-- Direction --
Nothing in the records may be left out or altered; reproduce them all exactly.

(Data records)
#####

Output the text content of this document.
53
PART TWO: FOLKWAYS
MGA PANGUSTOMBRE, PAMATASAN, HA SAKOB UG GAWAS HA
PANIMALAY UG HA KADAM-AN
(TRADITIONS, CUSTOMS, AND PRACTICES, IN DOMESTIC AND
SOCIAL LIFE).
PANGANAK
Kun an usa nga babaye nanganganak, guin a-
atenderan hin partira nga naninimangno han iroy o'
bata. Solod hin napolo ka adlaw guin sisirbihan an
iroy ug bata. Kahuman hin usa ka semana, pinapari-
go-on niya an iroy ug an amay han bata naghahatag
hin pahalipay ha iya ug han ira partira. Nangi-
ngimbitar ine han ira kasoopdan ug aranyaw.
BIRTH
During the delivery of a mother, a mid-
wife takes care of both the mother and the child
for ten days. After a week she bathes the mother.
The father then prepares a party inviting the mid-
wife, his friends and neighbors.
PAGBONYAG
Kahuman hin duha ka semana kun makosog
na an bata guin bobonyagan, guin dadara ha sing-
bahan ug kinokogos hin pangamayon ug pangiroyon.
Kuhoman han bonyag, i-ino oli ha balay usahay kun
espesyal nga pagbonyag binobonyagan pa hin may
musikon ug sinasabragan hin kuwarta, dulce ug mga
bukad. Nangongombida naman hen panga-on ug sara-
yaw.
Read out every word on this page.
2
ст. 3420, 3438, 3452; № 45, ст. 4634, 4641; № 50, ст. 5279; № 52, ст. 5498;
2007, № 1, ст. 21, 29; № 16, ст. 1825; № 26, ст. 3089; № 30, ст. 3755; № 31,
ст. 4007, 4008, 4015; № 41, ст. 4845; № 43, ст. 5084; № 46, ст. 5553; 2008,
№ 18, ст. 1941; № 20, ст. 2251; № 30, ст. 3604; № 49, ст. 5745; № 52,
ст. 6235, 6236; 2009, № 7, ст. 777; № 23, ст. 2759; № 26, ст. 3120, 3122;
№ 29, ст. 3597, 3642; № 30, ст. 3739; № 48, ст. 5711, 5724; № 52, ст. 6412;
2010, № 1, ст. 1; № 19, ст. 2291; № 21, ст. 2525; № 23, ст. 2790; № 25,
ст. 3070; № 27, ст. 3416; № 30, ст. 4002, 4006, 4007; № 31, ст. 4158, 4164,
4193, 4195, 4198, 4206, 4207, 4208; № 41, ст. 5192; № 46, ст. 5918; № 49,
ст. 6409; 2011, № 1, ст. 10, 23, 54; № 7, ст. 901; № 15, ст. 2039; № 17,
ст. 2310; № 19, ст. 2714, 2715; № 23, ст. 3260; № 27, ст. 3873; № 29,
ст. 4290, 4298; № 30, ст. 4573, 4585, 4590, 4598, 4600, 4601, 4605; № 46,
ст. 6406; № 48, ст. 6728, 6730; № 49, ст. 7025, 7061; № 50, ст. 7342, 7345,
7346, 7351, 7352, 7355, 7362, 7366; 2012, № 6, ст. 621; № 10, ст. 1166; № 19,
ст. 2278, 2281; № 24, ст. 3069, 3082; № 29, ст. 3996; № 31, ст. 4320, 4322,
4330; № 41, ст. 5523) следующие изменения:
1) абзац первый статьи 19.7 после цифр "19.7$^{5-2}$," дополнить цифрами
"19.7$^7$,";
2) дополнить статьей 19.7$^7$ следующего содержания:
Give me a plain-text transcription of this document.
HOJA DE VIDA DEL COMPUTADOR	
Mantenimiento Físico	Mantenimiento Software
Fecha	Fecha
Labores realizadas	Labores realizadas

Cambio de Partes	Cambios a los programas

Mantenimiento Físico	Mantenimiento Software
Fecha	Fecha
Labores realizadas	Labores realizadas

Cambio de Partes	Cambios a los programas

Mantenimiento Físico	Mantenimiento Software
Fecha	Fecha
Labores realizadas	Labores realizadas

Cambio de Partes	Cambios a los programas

#####

-- Task response --
Output the text content of this document.
53
PART TWO: FOLKWAYS
MGA PANGUSTOMBRE, PAMATASAN, HA SAKOB UG GAWAS HA
PANIMALAY UG HA KADAM-AN
(TRADITIONS, CUSTOMS, AND PRACTICES, IN DOMESTIC AND
SOCIAL LIFE).
PANGANAK
Kun an usa nga babaye nanganganak, guin a-
atenderan hin partira nga naninimangno han iroy o'
bata. Solod hin napolo ka adlaw guin sisirbihan an
iroy ug bata. Kahuman hin usa ka semana, pinapari-
go-on niya an iroy ug an amay han bata naghahatag
hin pahalipay ha iya ug han ira partira. Nangi-
ngimbitar ine han ira kasoopdan ug aranyaw.
BIRTH
During the delivery of a mother, a mid-
wife takes care of both the mother and the child
for ten days. After a week she bathes the mother.
The father then prepares a party inviting the mid-
wife, his friends and neighbors.
PAGBONYAG
Kahuman hin duha ka semana kun makosog
na an bata guin bobonyagan, guin dadara ha sing-
bahan ug kinokogos hin pangamayon ug pangiroyon.
Kuhoman han bonyag, i-ino oli ha balay usahay kun
espesyal nga pagbonyag binobonyagan pa hin may
musikon ug sinasabragan hin kuwarta, dulce ug mga
bukad. Nangongombida naman hen panga-on ug sara-
yaw.
Read out every word on this page.
2
ст. 3420, 3438, 3452; № 45, ст. 4634, 4641; № 50, ст. 5279; № 52, ст. 5498;
2007, № 1, ст. 21, 29; № 16, ст. 1825; № 26, ст. 3089; № 30, ст. 3755; № 31,
ст. 4007, 4008, 4015; № 41, ст. 4845; № 43, ст. 5084; № 46, ст. 5553; 2008,
№ 18, ст. 1941; № 20, ст. 2251; № 30, ст. 3604; № 49, ст. 5745; № 52,
ст. 6235, 6236; 2009, № 7, ст. 777; № 23, ст. 2759; № 26, ст. 3120, 3122;
№ 29, ст. 3597, 3642; № 30, ст. 3739; № 48, ст. 5711, 5724; № 52, ст. 6412;
2010, № 1, ст. 1; № 19, ст. 2291; № 21, ст. 2525; № 23, ст. 2790; № 25,
ст. 3070; № 27, ст. 3416; № 30, ст. 4002, 4006, 4007; № 31, ст. 4158, 4164,
4193, 4195, 4198, 4206, 4207, 4208; № 41, ст. 5192; № 46, ст. 5918; № 49,
ст. 6409; 2011, № 1, ст. 10, 23, 54; № 7, ст. 901; № 15, ст. 2039; № 17,
ст. 2310; № 19, ст. 2714, 2715; № 23, ст. 3260; № 27, ст. 3873; № 29,
ст. 4290, 4298; № 30, ст. 4573, 4585, 4590, 4598, 4600, 4601, 4605; № 46,
ст. 6406; № 48, ст. 6728, 6730; № 49, ст. 7025, 7061; № 50, ст. 7342, 7345,
7346, 7351, 7352, 7355, 7362, 7366; 2012, № 6, ст. 621; № 10, ст. 1166; № 19,
ст. 2278, 2281; № 24, ст. 3069, 3082; № 29, ст. 3996; № 31, ст. 4320, 4322,
4330; № 41, ст. 5523) следующие изменения:
1) абзац первый статьи 19.7 после цифр "19.7$^{5-2}$," дополнить цифрами
"19.7$^7$,";
2) дополнить статьей 19.7$^7$ следующего содержания:
Give me a plain-text transcription of this document.
HOJA DE VIDA DEL COMPUTADOR	
Mantenimiento Físico	Mantenimiento Software
Fecha	Fecha
Labores realizadas	Labores realizadas

Cambio de Partes	Cambios a los programas

Mantenimiento Físico	Mantenimiento Software
Fecha	Fecha
Labores realizadas	Labores realizadas

Cambio de Partes	Cambios a los programas

Mantenimiento Físico	Mantenimiento Software
Fecha	Fecha
Labores realizadas	Labores realizadas

Cambio de Partes	Cambios a los programas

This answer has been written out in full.